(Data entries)
* start *

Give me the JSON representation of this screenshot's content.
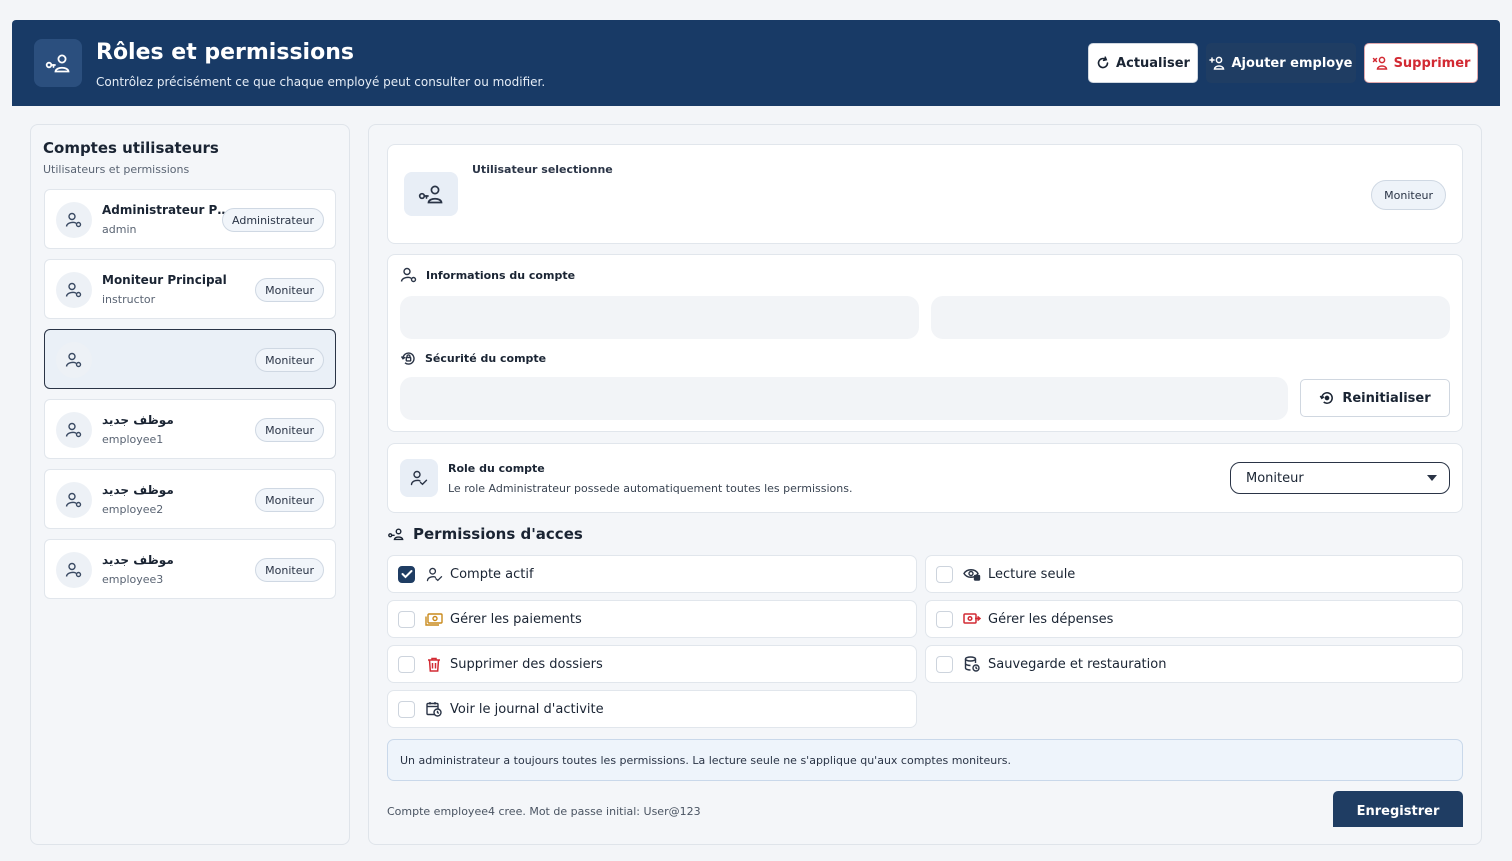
{
  "header": {
    "title": "Rôles et permissions",
    "subtitle": "Contrôlez précisément ce que chaque employé peut consulter ou modifier.",
    "refresh_label": "Actualiser",
    "add_label": "Ajouter employe",
    "delete_label": "Supprimer"
  },
  "users_panel": {
    "title": "Comptes utilisateurs",
    "subtitle": "Utilisateurs et permissions",
    "users": [
      {
        "name": "Administrateur Permissions",
        "login": "admin",
        "role": "Administrateur"
      },
      {
        "name": "Moniteur Principal",
        "login": "instructor",
        "role": "Moniteur"
      },
      {
        "name": "",
        "login": "",
        "role": "Moniteur"
      },
      {
        "name": "موظف جديد",
        "login": "employee1",
        "role": "Moniteur"
      },
      {
        "name": "موظف جديد",
        "login": "employee2",
        "role": "Moniteur"
      },
      {
        "name": "موظف جديد",
        "login": "employee3",
        "role": "Moniteur"
      }
    ]
  },
  "selected_user": {
    "label": "Utilisateur selectionne",
    "role": "Moniteur"
  },
  "account_info": {
    "title": "Informations du compte",
    "field1_value": "",
    "field2_value": "",
    "security_title": "Sécurité du compte",
    "password_value": "",
    "reset_label": "Reinitialiser"
  },
  "role_section": {
    "title": "Role du compte",
    "description": "Le role Administrateur possede automatiquement toutes les permissions.",
    "selected": "Moniteur"
  },
  "permissions": {
    "title": "Permissions d'acces",
    "items": [
      {
        "label": "Compte actif",
        "checked": true,
        "icon": "user-check-icon"
      },
      {
        "label": "Lecture seule",
        "checked": false,
        "icon": "eye-lock-icon"
      },
      {
        "label": "Gérer les paiements",
        "checked": false,
        "icon": "money-icon"
      },
      {
        "label": "Gérer les dépenses",
        "checked": false,
        "icon": "expense-icon"
      },
      {
        "label": "Supprimer des dossiers",
        "checked": false,
        "icon": "trash-icon"
      },
      {
        "label": "Sauvegarde et restauration",
        "checked": false,
        "icon": "database-icon"
      },
      {
        "label": "Voir le journal d'activite",
        "checked": false,
        "icon": "calendar-clock-icon"
      }
    ]
  },
  "footer": {
    "note": "Un administrateur a toujours toutes les permissions. La lecture seule ne s'applique qu'aux comptes moniteurs.",
    "status": "Compte employee4 cree. Mot de passe initial: User@123",
    "save_label": "Enregistrer"
  },
  "colors": {
    "header_bg": "#183a66",
    "primary": "#1f3d63",
    "danger": "#d22a33"
  }
}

* end *

(Exercise)
Omit any images, then output the listing exactly.

(Exercise output)
Give me the JSON representation of this screenshot's content.
{
  "header": {
    "title": "Rôles et permissions",
    "subtitle": "Contrôlez précisément ce que chaque employé peut consulter ou modifier.",
    "refresh_label": "Actualiser",
    "add_label": "Ajouter employe",
    "delete_label": "Supprimer"
  },
  "users_panel": {
    "title": "Comptes utilisateurs",
    "subtitle": "Utilisateurs et permissions",
    "users": [
      {
        "name": "Administrateur Permissions",
        "login": "admin",
        "role": "Administrateur"
      },
      {
        "name": "Moniteur Principal",
        "login": "instructor",
        "role": "Moniteur"
      },
      {
        "name": "",
        "login": "",
        "role": "Moniteur"
      },
      {
        "name": "موظف جديد",
        "login": "employee1",
        "role": "Moniteur"
      },
      {
        "name": "موظف جديد",
        "login": "employee2",
        "role": "Moniteur"
      },
      {
        "name": "موظف جديد",
        "login": "employee3",
        "role": "Moniteur"
      }
    ]
  },
  "selected_user": {
    "label": "Utilisateur selectionne",
    "role": "Moniteur"
  },
  "account_info": {
    "title": "Informations du compte",
    "field1_value": "",
    "field2_value": "",
    "security_title": "Sécurité du compte",
    "password_value": "",
    "reset_label": "Reinitialiser"
  },
  "role_section": {
    "title": "Role du compte",
    "description": "Le role Administrateur possede automatiquement toutes les permissions.",
    "selected": "Moniteur"
  },
  "permissions": {
    "title": "Permissions d'acces",
    "items": [
      {
        "label": "Compte actif",
        "checked": true,
        "icon": "user-check-icon"
      },
      {
        "label": "Lecture seule",
        "checked": false,
        "icon": "eye-lock-icon"
      },
      {
        "label": "Gérer les paiements",
        "checked": false,
        "icon": "money-icon"
      },
      {
        "label": "Gérer les dépenses",
        "checked": false,
        "icon": "expense-icon"
      },
      {
        "label": "Supprimer des dossiers",
        "checked": false,
        "icon": "trash-icon"
      },
      {
        "label": "Sauvegarde et restauration",
        "checked": false,
        "icon": "database-icon"
      },
      {
        "label": "Voir le journal d'activite",
        "checked": false,
        "icon": "calendar-clock-icon"
      }
    ]
  },
  "footer": {
    "note": "Un administrateur a toujours toutes les permissions. La lecture seule ne s'applique qu'aux comptes moniteurs.",
    "status": "Compte employee4 cree. Mot de passe initial: User@123",
    "save_label": "Enregistrer"
  },
  "colors": {
    "header_bg": "#183a66",
    "primary": "#1f3d63",
    "danger": "#d22a33"
  }
}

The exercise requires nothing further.